● **THE TASK**: Copy the lines below word for word.

● **DATA FOR PROCESSING**:
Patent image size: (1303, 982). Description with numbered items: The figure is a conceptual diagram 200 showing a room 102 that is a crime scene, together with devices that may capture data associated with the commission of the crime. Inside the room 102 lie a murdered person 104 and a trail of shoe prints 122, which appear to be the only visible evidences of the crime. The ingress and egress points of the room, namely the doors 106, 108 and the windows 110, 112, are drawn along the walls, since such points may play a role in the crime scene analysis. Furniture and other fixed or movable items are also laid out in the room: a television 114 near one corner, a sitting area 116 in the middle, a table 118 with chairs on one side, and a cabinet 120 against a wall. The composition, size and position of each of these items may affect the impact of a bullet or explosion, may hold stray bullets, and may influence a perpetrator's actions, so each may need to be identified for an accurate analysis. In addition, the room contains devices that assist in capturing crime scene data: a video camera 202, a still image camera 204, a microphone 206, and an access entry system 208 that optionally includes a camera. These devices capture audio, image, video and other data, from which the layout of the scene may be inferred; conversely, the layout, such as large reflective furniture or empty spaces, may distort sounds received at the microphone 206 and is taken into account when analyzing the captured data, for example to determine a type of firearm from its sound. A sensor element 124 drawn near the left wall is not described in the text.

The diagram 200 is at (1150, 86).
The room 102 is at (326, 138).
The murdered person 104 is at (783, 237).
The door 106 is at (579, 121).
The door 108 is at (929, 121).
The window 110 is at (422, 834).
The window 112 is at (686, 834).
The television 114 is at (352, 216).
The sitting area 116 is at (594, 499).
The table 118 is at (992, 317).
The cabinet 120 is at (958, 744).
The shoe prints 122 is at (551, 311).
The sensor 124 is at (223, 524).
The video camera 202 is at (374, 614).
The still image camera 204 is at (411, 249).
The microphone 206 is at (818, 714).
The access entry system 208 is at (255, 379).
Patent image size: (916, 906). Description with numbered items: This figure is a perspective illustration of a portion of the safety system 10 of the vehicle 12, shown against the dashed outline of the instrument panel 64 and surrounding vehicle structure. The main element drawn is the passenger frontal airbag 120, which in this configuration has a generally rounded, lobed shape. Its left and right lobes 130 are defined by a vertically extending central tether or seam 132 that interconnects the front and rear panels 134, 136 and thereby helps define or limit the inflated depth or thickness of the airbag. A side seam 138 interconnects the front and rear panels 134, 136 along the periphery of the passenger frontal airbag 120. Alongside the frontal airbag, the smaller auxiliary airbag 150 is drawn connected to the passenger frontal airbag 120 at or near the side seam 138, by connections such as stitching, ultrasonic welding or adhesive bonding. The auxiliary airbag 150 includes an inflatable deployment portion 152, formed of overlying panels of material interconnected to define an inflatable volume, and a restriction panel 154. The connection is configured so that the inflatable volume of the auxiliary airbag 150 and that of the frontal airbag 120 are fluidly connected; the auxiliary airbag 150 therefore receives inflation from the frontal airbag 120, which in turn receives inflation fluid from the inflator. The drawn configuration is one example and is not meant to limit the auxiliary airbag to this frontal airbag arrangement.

● **THE ANSWER**:
Patent image size: (1303, 982). Description with numbered items: The figure is a conceptual diagram 200 showing a room 102 that is a crime scene, together with devices that may capture data associated with the commission of the crime. Inside the room 102 lie a murdered person 104 and a trail of shoe prints 122, which appear to be the only visible evidences of the crime. The ingress and egress points of the room, namely the doors 106, 108 and the windows 110, 112, are drawn along the walls, since such points may play a role in the crime scene analysis. Furniture and other fixed or movable items are also laid out in the room: a television 114 near one corner, a sitting area 116 in the middle, a table 118 with chairs on one side, and a cabinet 120 against a wall. The composition, size and position of each of these items may affect the impact of a bullet or explosion, may hold stray bullets, and may influence a perpetrator's actions, so each may need to be identified for an accurate analysis. In addition, the room contains devices that assist in capturing crime scene data: a video camera 202, a still image camera 204, a microphone 206, and an access entry system 208 that optionally includes a camera. These devices capture audio, image, video and other data, from which the layout of the scene may be inferred; conversely, the layout, such as large reflective furniture or empty spaces, may distort sounds received at the microphone 206 and is taken into account when analyzing the captured data, for example to determine a type of firearm from its sound. A sensor element 124 drawn near the left wall is not described in the text.

The diagram 200 is at (1150, 86).
The room 102 is at (326, 138).
The murdered person 104 is at (783, 237).
The door 106 is at (579, 121).
The door 108 is at (929, 121).
The window 110 is at (422, 834).
The window 112 is at (686, 834).
The television 114 is at (352, 216).
The sitting area 116 is at (594, 499).
The table 118 is at (992, 317).
The cabinet 120 is at (958, 744).
The shoe prints 122 is at (551, 311).
The sensor 124 is at (223, 524).
The video camera 202 is at (374, 614).
The still image camera 204 is at (411, 249).
The microphone 206 is at (818, 714).
The access entry system 208 is at (255, 379).
Patent image size: (916, 906). Description with numbered items: This figure is a perspective illustration of a portion of the safety system 10 of the vehicle 12, shown against the dashed outline of the instrument panel 64 and surrounding vehicle structure. The main element drawn is the passenger frontal airbag 120, which in this configuration has a generally rounded, lobed shape. Its left and right lobes 130 are defined by a vertically extending central tether or seam 132 that interconnects the front and rear panels 134, 136 and thereby helps define or limit the inflated depth or thickness of the airbag. A side seam 138 interconnects the front and rear panels 134, 136 along the periphery of the passenger frontal airbag 120. Alongside the frontal airbag, the smaller auxiliary airbag 150 is drawn connected to the passenger frontal airbag 120 at or near the side seam 138, by connections such as stitching, ultrasonic welding or adhesive bonding. The auxiliary airbag 150 includes an inflatable deployment portion 152, formed of overlying panels of material interconnected to define an inflatable volume, and a restriction panel 154. The connection is configured so that the inflatable volume of the auxiliary airbag 150 and that of the frontal airbag 120 are fluidly connected; the auxiliary airbag 150 therefore receives inflation from the frontal airbag 120, which in turn receives inflation fluid from the inflator. The drawn configuration is one example and is not meant to limit the auxiliary airbag to this frontal airbag arrangement.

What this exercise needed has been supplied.